Objective
Below are some records; reproduce every one of them exactly.

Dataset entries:
* START *

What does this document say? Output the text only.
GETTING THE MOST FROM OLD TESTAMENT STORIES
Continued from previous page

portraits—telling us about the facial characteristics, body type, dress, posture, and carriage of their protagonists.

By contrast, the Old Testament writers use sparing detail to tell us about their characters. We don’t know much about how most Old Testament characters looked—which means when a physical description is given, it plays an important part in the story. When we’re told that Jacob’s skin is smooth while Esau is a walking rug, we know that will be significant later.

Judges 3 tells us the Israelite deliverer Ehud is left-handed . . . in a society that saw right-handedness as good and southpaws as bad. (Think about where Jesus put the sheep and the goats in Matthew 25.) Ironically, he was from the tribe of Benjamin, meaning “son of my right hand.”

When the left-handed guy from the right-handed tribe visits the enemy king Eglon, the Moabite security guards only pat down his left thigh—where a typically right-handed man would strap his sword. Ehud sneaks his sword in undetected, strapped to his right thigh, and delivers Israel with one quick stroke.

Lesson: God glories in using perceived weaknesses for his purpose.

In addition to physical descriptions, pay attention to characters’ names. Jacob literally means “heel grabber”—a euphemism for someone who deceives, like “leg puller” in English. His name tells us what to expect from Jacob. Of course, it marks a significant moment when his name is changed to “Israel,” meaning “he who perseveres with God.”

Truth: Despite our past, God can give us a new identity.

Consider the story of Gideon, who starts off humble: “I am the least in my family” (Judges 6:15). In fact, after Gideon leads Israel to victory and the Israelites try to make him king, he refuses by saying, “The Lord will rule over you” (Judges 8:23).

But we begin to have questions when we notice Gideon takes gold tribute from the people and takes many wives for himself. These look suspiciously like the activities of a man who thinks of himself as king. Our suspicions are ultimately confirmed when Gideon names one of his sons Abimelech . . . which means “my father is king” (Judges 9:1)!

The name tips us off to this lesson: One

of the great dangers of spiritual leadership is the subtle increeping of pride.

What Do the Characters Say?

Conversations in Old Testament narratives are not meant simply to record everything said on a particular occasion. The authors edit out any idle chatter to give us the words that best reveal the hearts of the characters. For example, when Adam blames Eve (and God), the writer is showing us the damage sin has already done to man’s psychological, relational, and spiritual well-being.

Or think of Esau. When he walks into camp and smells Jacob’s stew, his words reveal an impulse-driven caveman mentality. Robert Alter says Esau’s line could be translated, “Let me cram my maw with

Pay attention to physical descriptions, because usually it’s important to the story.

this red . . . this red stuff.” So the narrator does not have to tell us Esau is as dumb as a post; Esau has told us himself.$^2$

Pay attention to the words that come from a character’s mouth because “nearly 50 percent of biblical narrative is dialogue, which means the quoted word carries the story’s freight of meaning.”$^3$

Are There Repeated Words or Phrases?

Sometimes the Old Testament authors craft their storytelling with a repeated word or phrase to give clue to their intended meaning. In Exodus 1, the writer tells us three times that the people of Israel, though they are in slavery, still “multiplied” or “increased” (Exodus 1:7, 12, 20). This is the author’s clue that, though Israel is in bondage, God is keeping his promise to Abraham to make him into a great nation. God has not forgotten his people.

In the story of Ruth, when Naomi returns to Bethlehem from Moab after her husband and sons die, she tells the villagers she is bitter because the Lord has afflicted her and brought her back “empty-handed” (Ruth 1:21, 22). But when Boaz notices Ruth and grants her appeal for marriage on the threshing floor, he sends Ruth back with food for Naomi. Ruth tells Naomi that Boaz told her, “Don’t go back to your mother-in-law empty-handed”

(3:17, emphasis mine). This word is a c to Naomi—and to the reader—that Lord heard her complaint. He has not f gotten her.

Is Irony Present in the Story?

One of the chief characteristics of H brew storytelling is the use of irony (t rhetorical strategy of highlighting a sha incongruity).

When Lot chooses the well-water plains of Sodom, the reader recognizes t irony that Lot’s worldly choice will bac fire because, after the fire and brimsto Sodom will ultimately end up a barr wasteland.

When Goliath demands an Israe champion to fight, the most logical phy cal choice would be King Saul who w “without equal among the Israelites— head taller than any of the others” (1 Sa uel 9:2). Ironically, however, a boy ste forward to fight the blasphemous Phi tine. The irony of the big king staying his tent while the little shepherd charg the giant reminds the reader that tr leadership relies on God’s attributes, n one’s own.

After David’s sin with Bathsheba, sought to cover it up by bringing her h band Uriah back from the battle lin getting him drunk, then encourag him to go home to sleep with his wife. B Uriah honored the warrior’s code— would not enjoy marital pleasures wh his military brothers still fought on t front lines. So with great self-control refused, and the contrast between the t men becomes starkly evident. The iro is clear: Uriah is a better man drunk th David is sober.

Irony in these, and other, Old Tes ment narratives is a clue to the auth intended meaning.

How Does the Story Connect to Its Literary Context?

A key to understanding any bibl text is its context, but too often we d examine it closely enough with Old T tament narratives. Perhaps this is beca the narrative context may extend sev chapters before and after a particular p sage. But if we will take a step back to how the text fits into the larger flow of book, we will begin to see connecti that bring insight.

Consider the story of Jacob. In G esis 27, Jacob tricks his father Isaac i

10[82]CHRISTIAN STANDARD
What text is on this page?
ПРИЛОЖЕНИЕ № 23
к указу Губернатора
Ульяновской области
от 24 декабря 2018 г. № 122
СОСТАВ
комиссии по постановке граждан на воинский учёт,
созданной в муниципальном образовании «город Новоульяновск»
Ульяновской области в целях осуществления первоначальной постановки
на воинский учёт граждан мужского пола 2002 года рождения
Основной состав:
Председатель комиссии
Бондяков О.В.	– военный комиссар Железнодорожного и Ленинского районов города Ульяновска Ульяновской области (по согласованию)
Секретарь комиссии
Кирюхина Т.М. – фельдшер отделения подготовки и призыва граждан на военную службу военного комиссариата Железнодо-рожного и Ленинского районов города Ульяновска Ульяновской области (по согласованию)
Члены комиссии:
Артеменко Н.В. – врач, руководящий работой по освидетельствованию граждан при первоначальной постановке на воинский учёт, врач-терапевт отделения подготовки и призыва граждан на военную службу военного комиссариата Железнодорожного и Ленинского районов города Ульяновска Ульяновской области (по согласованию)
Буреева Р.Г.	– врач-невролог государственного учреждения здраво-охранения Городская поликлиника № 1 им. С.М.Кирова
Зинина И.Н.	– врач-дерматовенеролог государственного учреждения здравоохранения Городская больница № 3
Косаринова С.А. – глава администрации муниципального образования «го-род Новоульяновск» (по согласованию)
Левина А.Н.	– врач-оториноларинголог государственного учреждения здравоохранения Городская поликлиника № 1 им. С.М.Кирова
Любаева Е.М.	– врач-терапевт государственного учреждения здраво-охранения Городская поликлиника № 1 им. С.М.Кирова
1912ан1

* END *

Correct answer
What does this document say? Output the text only.
GETTING THE MOST FROM OLD TESTAMENT STORIES
Continued from previous page

portraits—telling us about the facial characteristics, body type, dress, posture, and carriage of their protagonists.

By contrast, the Old Testament writers use sparing detail to tell us about their characters. We don’t know much about how most Old Testament characters looked—which means when a physical description is given, it plays an important part in the story. When we’re told that Jacob’s skin is smooth while Esau is a walking rug, we know that will be significant later.

Judges 3 tells us the Israelite deliverer Ehud is left-handed . . . in a society that saw right-handedness as good and southpaws as bad. (Think about where Jesus put the sheep and the goats in Matthew 25.) Ironically, he was from the tribe of Benjamin, meaning “son of my right hand.”

When the left-handed guy from the right-handed tribe visits the enemy king Eglon, the Moabite security guards only pat down his left thigh—where a typically right-handed man would strap his sword. Ehud sneaks his sword in undetected, strapped to his right thigh, and delivers Israel with one quick stroke.

Lesson: God glories in using perceived weaknesses for his purpose.

In addition to physical descriptions, pay attention to characters’ names. Jacob literally means “heel grabber”—a euphemism for someone who deceives, like “leg puller” in English. His name tells us what to expect from Jacob. Of course, it marks a significant moment when his name is changed to “Israel,” meaning “he who perseveres with God.”

Truth: Despite our past, God can give us a new identity.

Consider the story of Gideon, who starts off humble: “I am the least in my family” (Judges 6:15). In fact, after Gideon leads Israel to victory and the Israelites try to make him king, he refuses by saying, “The Lord will rule over you” (Judges 8:23).

But we begin to have questions when we notice Gideon takes gold tribute from the people and takes many wives for himself. These look suspiciously like the activities of a man who thinks of himself as king. Our suspicions are ultimately confirmed when Gideon names one of his sons Abimelech . . . which means “my father is king” (Judges 9:1)!

The name tips us off to this lesson: One

of the great dangers of spiritual leadership is the subtle increeping of pride.

What Do the Characters Say?

Conversations in Old Testament narratives are not meant simply to record everything said on a particular occasion. The authors edit out any idle chatter to give us the words that best reveal the hearts of the characters. For example, when Adam blames Eve (and God), the writer is showing us the damage sin has already done to man’s psychological, relational, and spiritual well-being.

Or think of Esau. When he walks into camp and smells Jacob’s stew, his words reveal an impulse-driven caveman mentality. Robert Alter says Esau’s line could be translated, “Let me cram my maw with

Pay attention to physical descriptions, because usually it’s important to the story.

this red . . . this red stuff.” So the narrator does not have to tell us Esau is as dumb as a post; Esau has told us himself.$^2$

Pay attention to the words that come from a character’s mouth because “nearly 50 percent of biblical narrative is dialogue, which means the quoted word carries the story’s freight of meaning.”$^3$

Are There Repeated Words or Phrases?

Sometimes the Old Testament authors craft their storytelling with a repeated word or phrase to give clue to their intended meaning. In Exodus 1, the writer tells us three times that the people of Israel, though they are in slavery, still “multiplied” or “increased” (Exodus 1:7, 12, 20). This is the author’s clue that, though Israel is in bondage, God is keeping his promise to Abraham to make him into a great nation. God has not forgotten his people.

In the story of Ruth, when Naomi returns to Bethlehem from Moab after her husband and sons die, she tells the villagers she is bitter because the Lord has afflicted her and brought her back “empty-handed” (Ruth 1:21, 22). But when Boaz notices Ruth and grants her appeal for marriage on the threshing floor, he sends Ruth back with food for Naomi. Ruth tells Naomi that Boaz told her, “Don’t go back to your mother-in-law empty-handed”

(3:17, emphasis mine). This word is a c to Naomi—and to the reader—that Lord heard her complaint. He has not f gotten her.

Is Irony Present in the Story?

One of the chief characteristics of H brew storytelling is the use of irony (t rhetorical strategy of highlighting a sha incongruity).

When Lot chooses the well-water plains of Sodom, the reader recognizes t irony that Lot’s worldly choice will bac fire because, after the fire and brimsto Sodom will ultimately end up a barr wasteland.

When Goliath demands an Israe champion to fight, the most logical phy cal choice would be King Saul who w “without equal among the Israelites— head taller than any of the others” (1 Sa uel 9:2). Ironically, however, a boy ste forward to fight the blasphemous Phi tine. The irony of the big king staying his tent while the little shepherd charg the giant reminds the reader that tr leadership relies on God’s attributes, n one’s own.

After David’s sin with Bathsheba, sought to cover it up by bringing her h band Uriah back from the battle lin getting him drunk, then encourag him to go home to sleep with his wife. B Uriah honored the warrior’s code— would not enjoy marital pleasures wh his military brothers still fought on t front lines. So with great self-control refused, and the contrast between the t men becomes starkly evident. The iro is clear: Uriah is a better man drunk th David is sober.

Irony in these, and other, Old Tes ment narratives is a clue to the auth intended meaning.

How Does the Story Connect to Its Literary Context?

A key to understanding any bibl text is its context, but too often we d examine it closely enough with Old T tament narratives. Perhaps this is beca the narrative context may extend sev chapters before and after a particular p sage. But if we will take a step back to how the text fits into the larger flow of book, we will begin to see connecti that bring insight.

Consider the story of Jacob. In G esis 27, Jacob tricks his father Isaac i

10[82]CHRISTIAN STANDARD
What text is on this page?
ПРИЛОЖЕНИЕ № 23
к указу Губернатора
Ульяновской области
от 24 декабря 2018 г. № 122
СОСТАВ
комиссии по постановке граждан на воинский учёт,
созданной в муниципальном образовании «город Новоульяновск»
Ульяновской области в целях осуществления первоначальной постановки
на воинский учёт граждан мужского пола 2002 года рождения
Основной состав:
Председатель комиссии
Бондяков О.В.	– военный комиссар Железнодорожного и Ленинского районов города Ульяновска Ульяновской области (по согласованию)
Секретарь комиссии
Кирюхина Т.М. – фельдшер отделения подготовки и призыва граждан на военную службу военного комиссариата Железнодо-рожного и Ленинского районов города Ульяновска Ульяновской области (по согласованию)
Члены комиссии:
Артеменко Н.В. – врач, руководящий работой по освидетельствованию граждан при первоначальной постановке на воинский учёт, врач-терапевт отделения подготовки и призыва граждан на военную службу военного комиссариата Железнодорожного и Ленинского районов города Ульяновска Ульяновской области (по согласованию)
Буреева Р.Г.	– врач-невролог государственного учреждения здраво-охранения Городская поликлиника № 1 им. С.М.Кирова
Зинина И.Н.	– врач-дерматовенеролог государственного учреждения здравоохранения Городская больница № 3
Косаринова С.А. – глава администрации муниципального образования «го-род Новоульяновск» (по согласованию)
Левина А.Н.	– врач-оториноларинголог государственного учреждения здравоохранения Городская поликлиника № 1 им. С.М.Кирова
Любаева Е.М.	– врач-терапевт государственного учреждения здраво-охранения Городская поликлиника № 1 им. С.М.Кирова
1912ан1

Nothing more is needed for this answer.